— What you should do —
Without the pictures, return all of the material exactly as written.

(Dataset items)
* * *

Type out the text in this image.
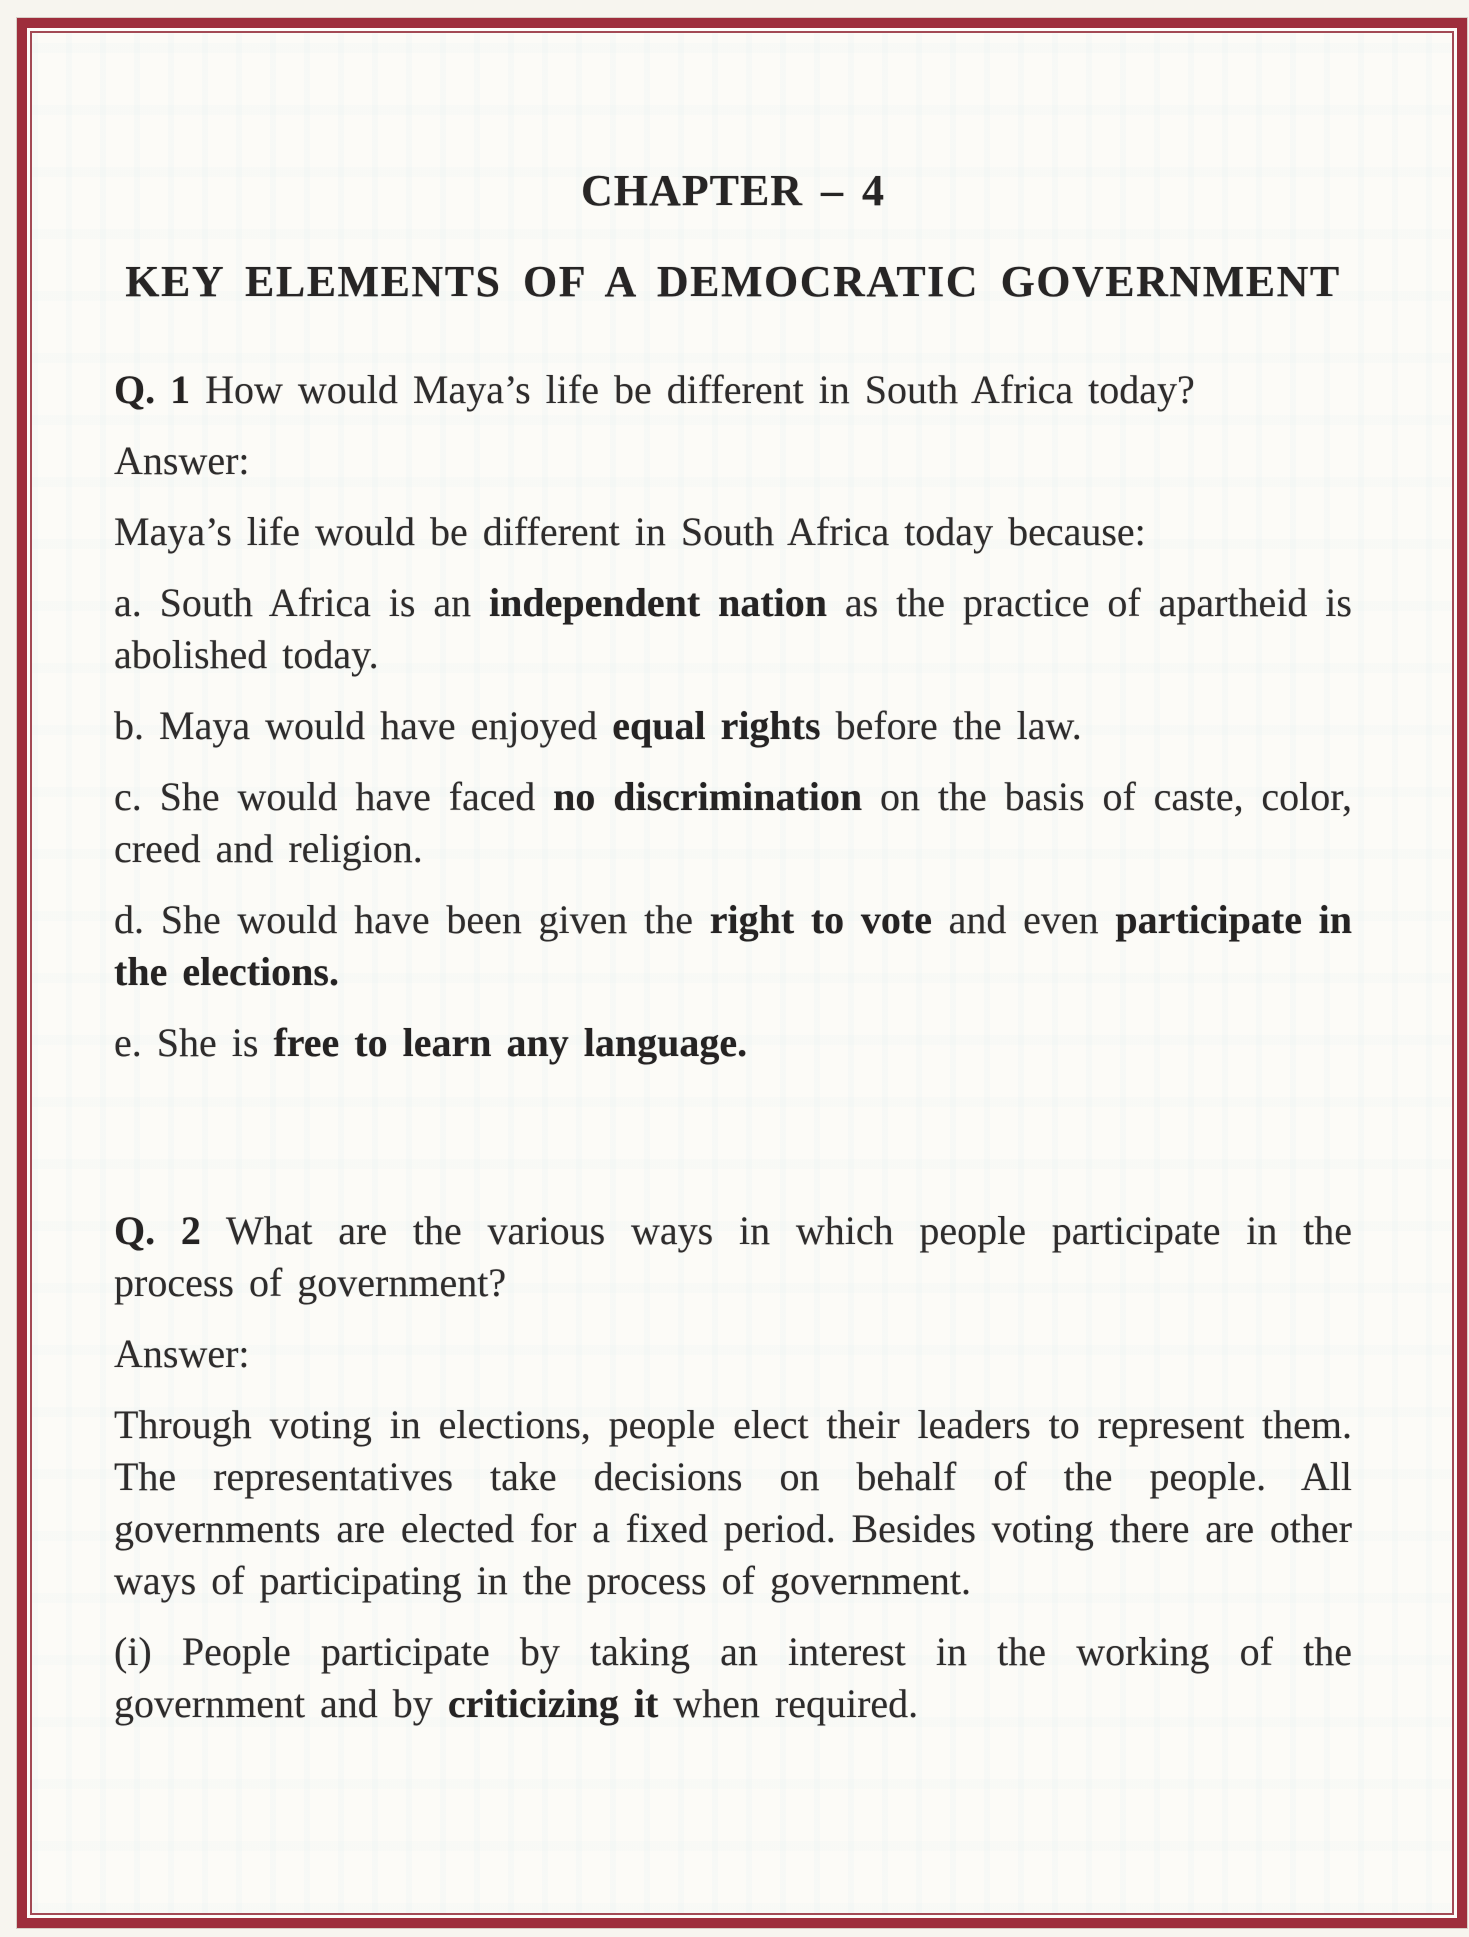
CHAPTER – 4
KEY ELEMENTS OF A DEMOCRATIC GOVERNMENT

Q. 1 How would Maya’s life be different in South Africa today?

Answer:

Maya’s life would be different in South Africa today because:

a. South Africa is an independent nation as the practice of apartheid is abolished today.

b. Maya would have enjoyed equal rights before the law.

c. She would have faced no discrimination on the basis of caste, color, creed and religion.

d. She would have been given the right to vote and even participate in the elections.

e. She is free to learn any language.

Q. 2 What are the various ways in which people participate in the process of government?

Answer:

Through voting in elections, people elect their leaders to represent them. The representatives take decisions on behalf of the people. All governments are elected for a fixed period. Besides voting there are other ways of participating in the process of government.

(i) People participate by taking an interest in the working of the government and by criticizing it when required.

* * *

— Right answer —
Type out the text in this image.
CHAPTER – 4
KEY ELEMENTS OF A DEMOCRATIC GOVERNMENT

Q. 1 How would Maya’s life be different in South Africa today?

Answer:

Maya’s life would be different in South Africa today because:

a. South Africa is an independent nation as the practice of apartheid is abolished today.

b. Maya would have enjoyed equal rights before the law.

c. She would have faced no discrimination on the basis of caste, color, creed and religion.

d. She would have been given the right to vote and even participate in the elections.

e. She is free to learn any language.

Q. 2 What are the various ways in which people participate in the process of government?

Answer:

Through voting in elections, people elect their leaders to represent them. The representatives take decisions on behalf of the people. All governments are elected for a fixed period. Besides voting there are other ways of participating in the process of government.

(i) People participate by taking an interest in the working of the government and by criticizing it when required.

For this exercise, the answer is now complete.